(Stored entries)
>>>

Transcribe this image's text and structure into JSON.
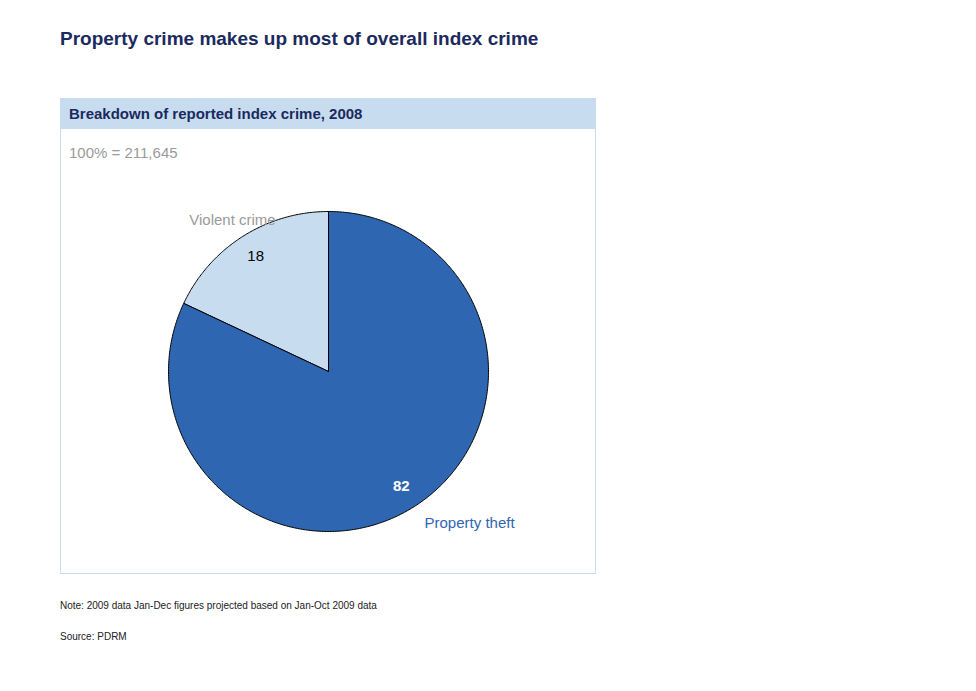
{
  "chart_data": {
    "type": "pie",
    "title": "Property crime makes up most of overall index crime",
    "subtitle": "Breakdown of reported index crime, 2008",
    "total": "100% = 211,645",
    "categories": [
      "Violent crime",
      "Property theft"
    ],
    "values": [
      18,
      82
    ],
    "colors": [
      "#c8dcf0",
      "#2f66b1"
    ],
    "data_labels": true,
    "note": "Note: 2009 data Jan-Dec figures projected based on Jan-Oct 2009 data",
    "source": "Source: PDRM"
  }
}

<<<

### Set problem
Give every line above again exactly, with no pictures.

### Response to the task
Transcribe this image's text and structure into JSON.
{
  "chart_data": {
    "type": "pie",
    "title": "Property crime makes up most of overall index crime",
    "subtitle": "Breakdown of reported index crime, 2008",
    "total": "100% = 211,645",
    "categories": [
      "Violent crime",
      "Property theft"
    ],
    "values": [
      18,
      82
    ],
    "colors": [
      "#c8dcf0",
      "#2f66b1"
    ],
    "data_labels": true,
    "note": "Note: 2009 data Jan-Dec figures projected based on Jan-Oct 2009 data",
    "source": "Source: PDRM"
  }
}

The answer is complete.